- **Given information**:
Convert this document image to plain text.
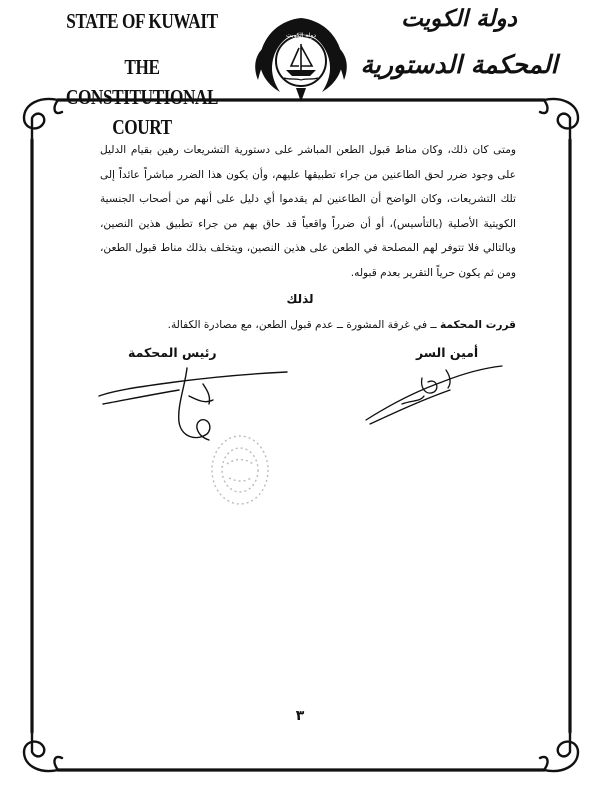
STATE OF KUWAIT
THE CONSTITUTIONAL COURT
دولة الكويت
دولة الكويت
المحكمة الدستورية
ومتى كان ذلك، وكان مناط قبول الطعن المباشر على دستورية التشريعات رهين بقيام الدليل على وجود ضرر لحق الطاعنين من جراء تطبيقها عليهم، وأن يكون هذا الضرر مباشراً عائداً إلى تلك التشريعات، وكان الواضح أن الطاعنين لم يقدموا أي دليل على أنهم من أصحاب الجنسية الكويتية الأصلية (بالتأسيس)، أو أن ضرراً واقعياً قد حاق بهم من جراء تطبيق هذين النصين، وبالتالي فلا تتوفر لهم المصلحة في الطعن على هذين النصين، ويتخلف بذلك مناط قبول الطعن، ومن ثم يكون حرياً التقرير بعدم قبوله.
لذلك
قررت المحكمة ــ في غرفة المشورة ــ عدم قبول الطعن، مع مصادرة الكفالة.
رئيس المحكمة	أمين السر
٣
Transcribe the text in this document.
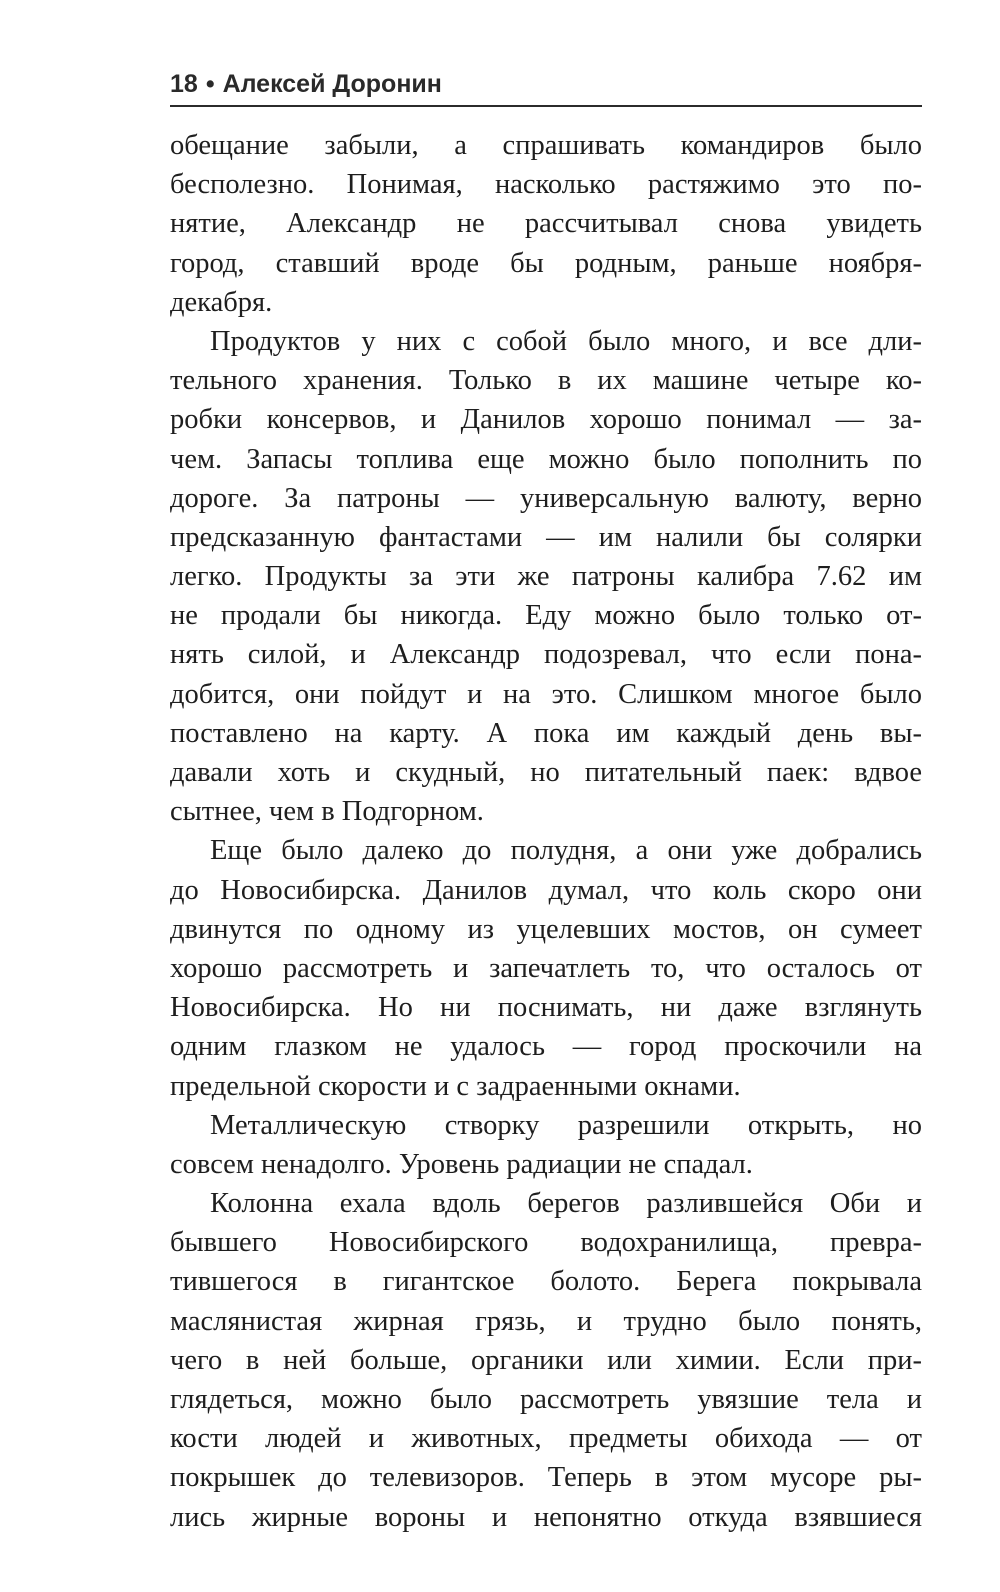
18 • Алексей Доронин
обещание забыли, а спрашивать командиров было
бесполезно. Понимая, насколько растяжимо это по-
нятие, Александр не рассчитывал снова увидеть
город, ставший вроде бы родным, раньше ноября-
декабря.
Продуктов у них с собой было много, и все дли-
тельного хранения. Только в их машине четыре ко-
робки консервов, и Данилов хорошо понимал — за-
чем. Запасы топлива еще можно было пополнить по
дороге. За патроны — универсальную валюту, верно
предсказанную фантастами — им налили бы солярки
легко. Продукты за эти же патроны калибра 7.62 им
не продали бы никогда. Еду можно было только от-
нять силой, и Александр подозревал, что если пона-
добится, они пойдут и на это. Слишком многое было
поставлено на карту. А пока им каждый день вы-
давали хоть и скудный, но питательный паек: вдвое
сытнее, чем в Подгорном.
Еще было далеко до полудня, а они уже добрались
до Новосибирска. Данилов думал, что коль скоро они
двинутся по одному из уцелевших мостов, он сумеет
хорошо рассмотреть и запечатлеть то, что осталось от
Новосибирска. Но ни поснимать, ни даже взглянуть
одним глазком не удалось — город проскочили на
предельной скорости и с задраенными окнами.
Металлическую створку разрешили открыть, но
совсем ненадолго. Уровень радиации не спадал.
Колонна ехала вдоль берегов разлившейся Оби и
бывшего Новосибирского водохранилища, превра-
тившегося в гигантское болото. Берега покрывала
маслянистая жирная грязь, и трудно было понять,
чего в ней больше, органики или химии. Если при-
глядеться, можно было рассмотреть увязшие тела и
кости людей и животных, предметы обихода — от
покрышек до телевизоров. Теперь в этом мусоре ры-
лись жирные вороны и непонятно откуда взявшиеся
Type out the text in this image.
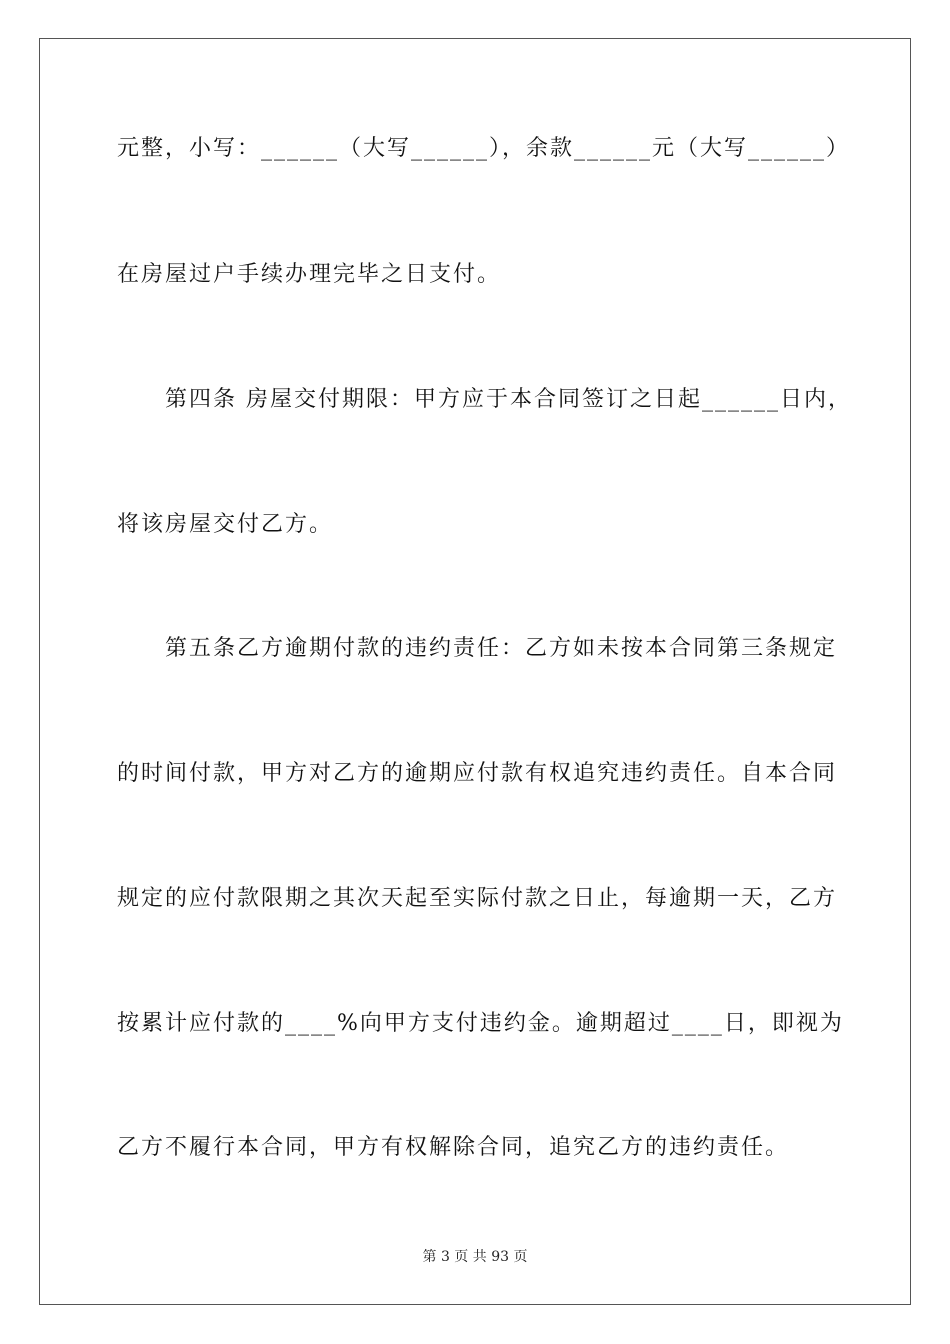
元整，小写：______（大写______），余款______元（大写______）
在房屋过户手续办理完毕之日支付。
第四条 房屋交付期限：甲方应于本合同签订之日起______日内，
将该房屋交付乙方。
第五条乙方逾期付款的违约责任：乙方如未按本合同第三条规定
的时间付款，甲方对乙方的逾期应付款有权追究违约责任。自本合同
规定的应付款限期之其次天起至实际付款之日止，每逾期一天，乙方
按累计应付款的____%向甲方支付违约金。逾期超过____日，即视为
乙方不履行本合同，甲方有权解除合同，追究乙方的违约责任。
第 3 页 共 93 页
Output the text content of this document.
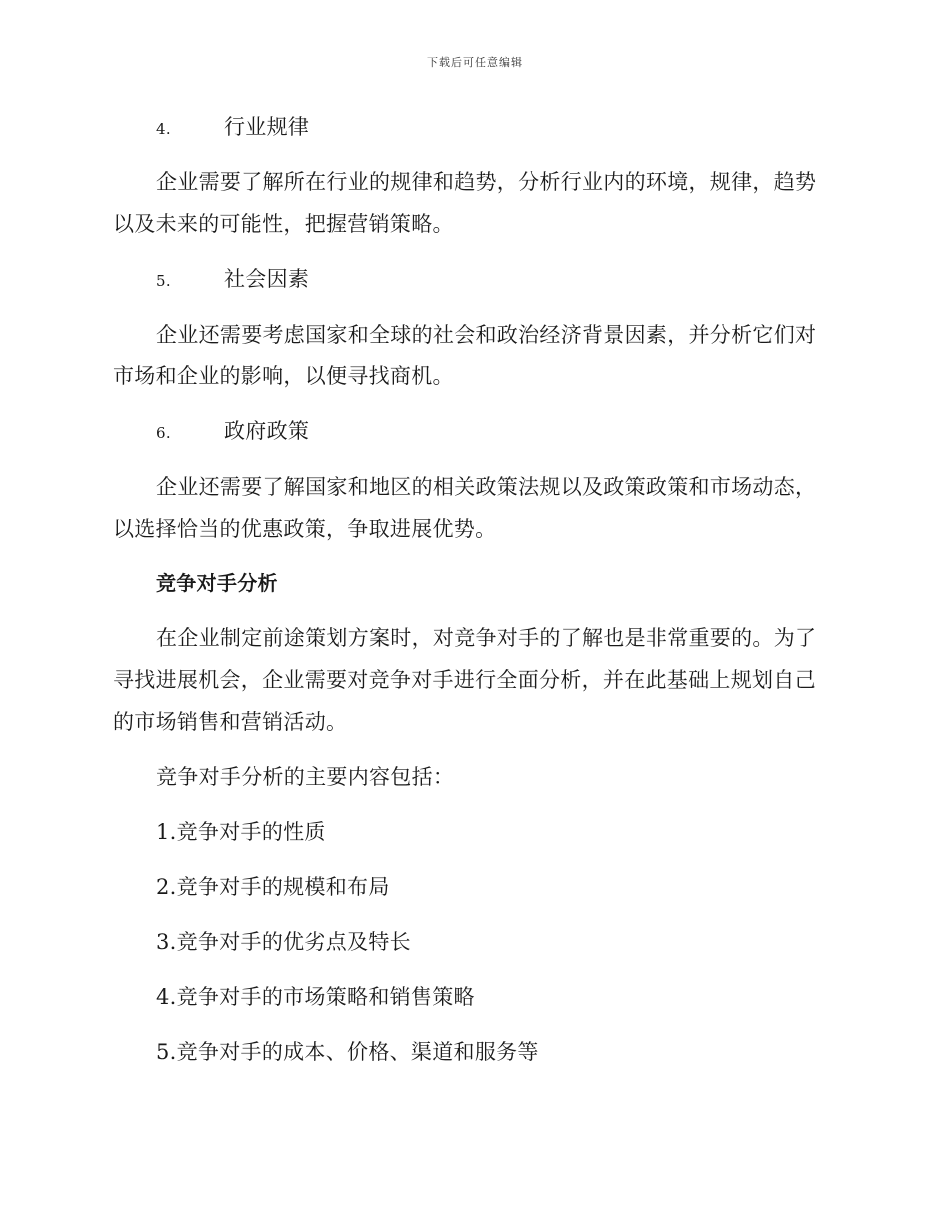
下载后可任意编辑
4.	行业规律
企业需要了解所在行业的规律和趋势，分析行业内的环境，规律，趋势
以及未来的可能性，把握营销策略。
5.	社会因素
企业还需要考虑国家和全球的社会和政治经济背景因素，并分析它们对
市场和企业的影响，以便寻找商机。
6.	政府政策
企业还需要了解国家和地区的相关政策法规以及政策政策和市场动态，
以选择恰当的优惠政策，争取进展优势。
竞争对手分析
在企业制定前途策划方案时，对竞争对手的了解也是非常重要的。为了
寻找进展机会，企业需要对竞争对手进行全面分析，并在此基础上规划自己
的市场销售和营销活动。
竞争对手分析的主要内容包括：
1.竞争对手的性质
2.竞争对手的规模和布局
3.竞争对手的优劣点及特长
4.竞争对手的市场策略和销售策略
5.竞争对手的成本、价格、渠道和服务等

- **Exercise details**: Output the span from the line with "Type out the text in this image." through the last line of the data, inclusive and exact, and omit every picture.

- **Response**:
Type out the text in this image.
元整，小写：______（大写______），余款______元（大写______）
在房屋过户手续办理完毕之日支付。
第四条 房屋交付期限：甲方应于本合同签订之日起______日内，
将该房屋交付乙方。
第五条乙方逾期付款的违约责任：乙方如未按本合同第三条规定
的时间付款，甲方对乙方的逾期应付款有权追究违约责任。自本合同
规定的应付款限期之其次天起至实际付款之日止，每逾期一天，乙方
按累计应付款的____%向甲方支付违约金。逾期超过____日，即视为
乙方不履行本合同，甲方有权解除合同，追究乙方的违约责任。
第 3 页 共 93 页
Output the text content of this document.
下载后可任意编辑
4.	行业规律
企业需要了解所在行业的规律和趋势，分析行业内的环境，规律，趋势
以及未来的可能性，把握营销策略。
5.	社会因素
企业还需要考虑国家和全球的社会和政治经济背景因素，并分析它们对
市场和企业的影响，以便寻找商机。
6.	政府政策
企业还需要了解国家和地区的相关政策法规以及政策政策和市场动态，
以选择恰当的优惠政策，争取进展优势。
竞争对手分析
在企业制定前途策划方案时，对竞争对手的了解也是非常重要的。为了
寻找进展机会，企业需要对竞争对手进行全面分析，并在此基础上规划自己
的市场销售和营销活动。
竞争对手分析的主要内容包括：
1.竞争对手的性质
2.竞争对手的规模和布局
3.竞争对手的优劣点及特长
4.竞争对手的市场策略和销售策略
5.竞争对手的成本、价格、渠道和服务等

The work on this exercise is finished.